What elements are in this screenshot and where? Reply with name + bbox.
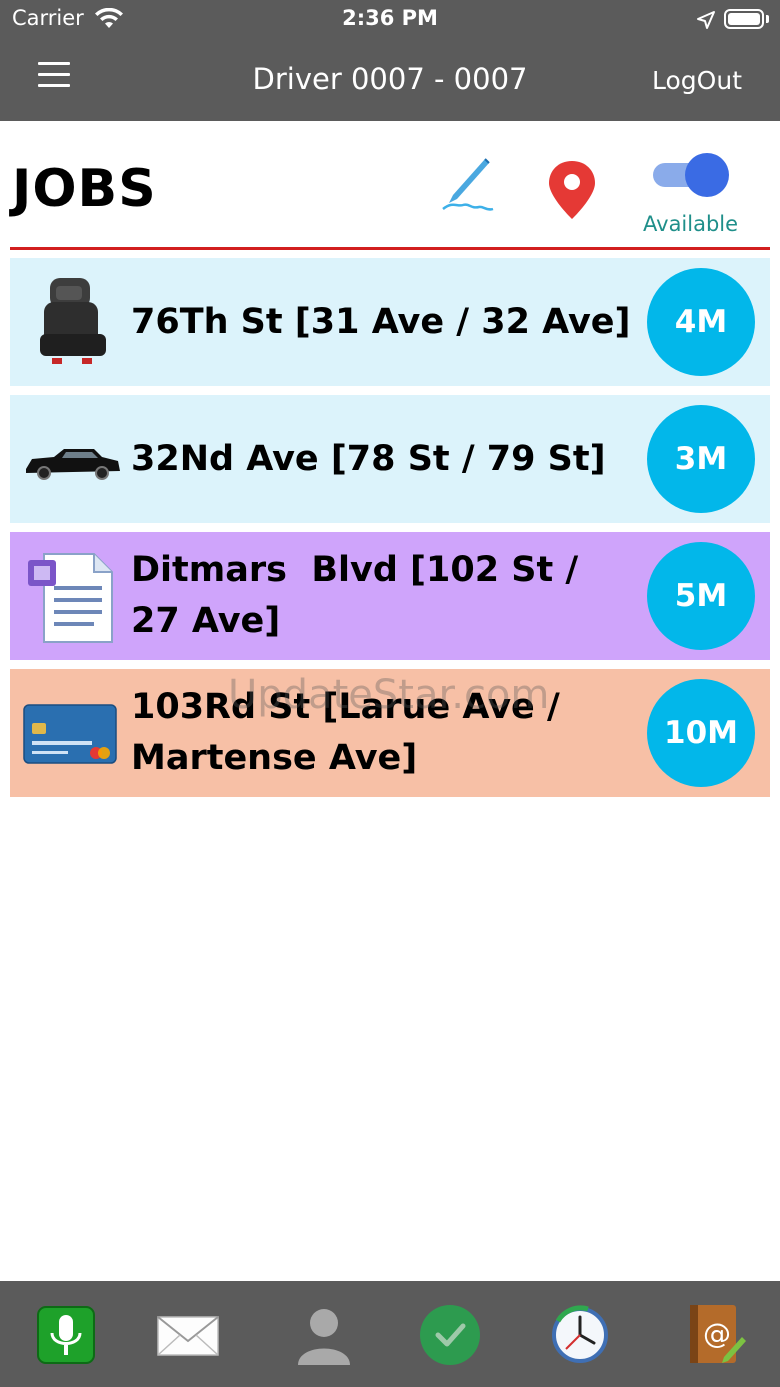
- address-book-icon[interactable]: @: [684, 1303, 748, 1367]
- user-icon[interactable]: [292, 1303, 356, 1367]
- job-row[interactable]: 32Nd Ave [78 St / 79 St] 3M: [10, 395, 770, 523]
- eta-badge: 5M: [647, 542, 755, 650]
- clock-refresh-icon[interactable]: [548, 1303, 612, 1367]
- svg-text:@: @: [703, 1317, 731, 1350]
- eta-badge: 10M: [647, 679, 755, 787]
- credit-card-icon: [22, 683, 122, 783]
- document-icon: [22, 546, 122, 646]
- map-pin-icon[interactable]: [546, 159, 598, 221]
- bottom-tab-bar: @: [0, 1281, 780, 1387]
- job-row[interactable]: Ditmars Blvd [102 St / 27 Ave] 5M: [10, 532, 770, 660]
- check-icon[interactable]: [418, 1303, 482, 1367]
- available-label: Available: [643, 212, 739, 236]
- job-address: 103Rd St [Larue Ave / Martense Ave]: [131, 687, 560, 778]
- toggle-knob: [685, 153, 729, 197]
- jobs-title: JOBS: [12, 159, 157, 219]
- availability-toggle[interactable]: [653, 153, 733, 197]
- job-row[interactable]: 103Rd St [Larue Ave / Martense Ave] 10M: [10, 669, 770, 797]
- location-arrow-icon: [696, 10, 716, 34]
- microphone-icon[interactable]: [34, 1303, 98, 1367]
- eta-badge: 3M: [647, 405, 755, 513]
- nav-bar: Driver 0007 - 0007 LogOut: [0, 40, 780, 121]
- job-address: 76Th St [31 Ave / 32 Ave]: [131, 301, 631, 342]
- mail-icon[interactable]: [156, 1303, 220, 1367]
- job-address: Ditmars Blvd [102 St / 27 Ave]: [131, 550, 579, 641]
- battery-icon: [724, 9, 764, 29]
- eta-badge: 4M: [647, 268, 755, 376]
- battery-tip: [766, 15, 769, 23]
- job-row[interactable]: 76Th St [31 Ave / 32 Ave] 4M: [10, 258, 770, 386]
- logout-button[interactable]: LogOut: [652, 66, 742, 95]
- status-bar: Carrier 2:36 PM: [0, 0, 780, 40]
- signature-pen-icon[interactable]: [435, 155, 499, 219]
- limousine-icon: [22, 409, 122, 509]
- car-seat-icon: [22, 272, 122, 372]
- clock-time: 2:36 PM: [342, 6, 438, 30]
- job-address: 32Nd Ave [78 St / 79 St]: [131, 438, 606, 479]
- jobs-header: JOBS Available: [10, 121, 770, 250]
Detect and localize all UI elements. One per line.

### PROBLEM
Update the records above by replacing "eta-badge" with "time-badge" wherever it appears, leaving everything else the same. Leave the pictures out of your answer.

### RESPONSE
What elements are in this screenshot and where? Reply with name + bbox.
- address-book-icon[interactable]: @: [684, 1303, 748, 1367]
- user-icon[interactable]: [292, 1303, 356, 1367]
- job-row[interactable]: 32Nd Ave [78 St / 79 St] 3M: [10, 395, 770, 523]
- time-badge: 5M: [647, 542, 755, 650]
- clock-refresh-icon[interactable]: [548, 1303, 612, 1367]
- svg-text:@: @: [703, 1317, 731, 1350]
- time-badge: 10M: [647, 679, 755, 787]
- credit-card-icon: [22, 683, 122, 783]
- document-icon: [22, 546, 122, 646]
- map-pin-icon[interactable]: [546, 159, 598, 221]
- bottom-tab-bar: @: [0, 1281, 780, 1387]
- job-row[interactable]: Ditmars Blvd [102 St / 27 Ave] 5M: [10, 532, 770, 660]
- check-icon[interactable]: [418, 1303, 482, 1367]
- available-label: Available: [643, 212, 739, 236]
- job-address: 103Rd St [Larue Ave / Martense Ave]: [131, 687, 560, 778]
- toggle-knob: [685, 153, 729, 197]
- jobs-title: JOBS: [12, 159, 157, 219]
- availability-toggle[interactable]: [653, 153, 733, 197]
- job-row[interactable]: 103Rd St [Larue Ave / Martense Ave] 10M: [10, 669, 770, 797]
- location-arrow-icon: [696, 10, 716, 34]
- microphone-icon[interactable]: [34, 1303, 98, 1367]
- time-badge: 3M: [647, 405, 755, 513]
- nav-bar: Driver 0007 - 0007 LogOut: [0, 40, 780, 121]
- job-address: 76Th St [31 Ave / 32 Ave]: [131, 301, 631, 342]
- mail-icon[interactable]: [156, 1303, 220, 1367]
- job-address: Ditmars Blvd [102 St / 27 Ave]: [131, 550, 579, 641]
- battery-icon: [724, 9, 764, 29]
- time-badge: 4M: [647, 268, 755, 376]
- battery-tip: [766, 15, 769, 23]
- job-row[interactable]: 76Th St [31 Ave / 32 Ave] 4M: [10, 258, 770, 386]
- logout-button[interactable]: LogOut: [652, 66, 742, 95]
- status-bar: Carrier 2:36 PM: [0, 0, 780, 40]
- signature-pen-icon[interactable]: [435, 155, 499, 219]
- limousine-icon: [22, 409, 122, 509]
- car-seat-icon: [22, 272, 122, 372]
- clock-time: 2:36 PM: [342, 6, 438, 30]
- job-address: 32Nd Ave [78 St / 79 St]: [131, 438, 606, 479]
- jobs-header: JOBS Available: [10, 121, 770, 250]
Detect and localize all UI elements. One per line.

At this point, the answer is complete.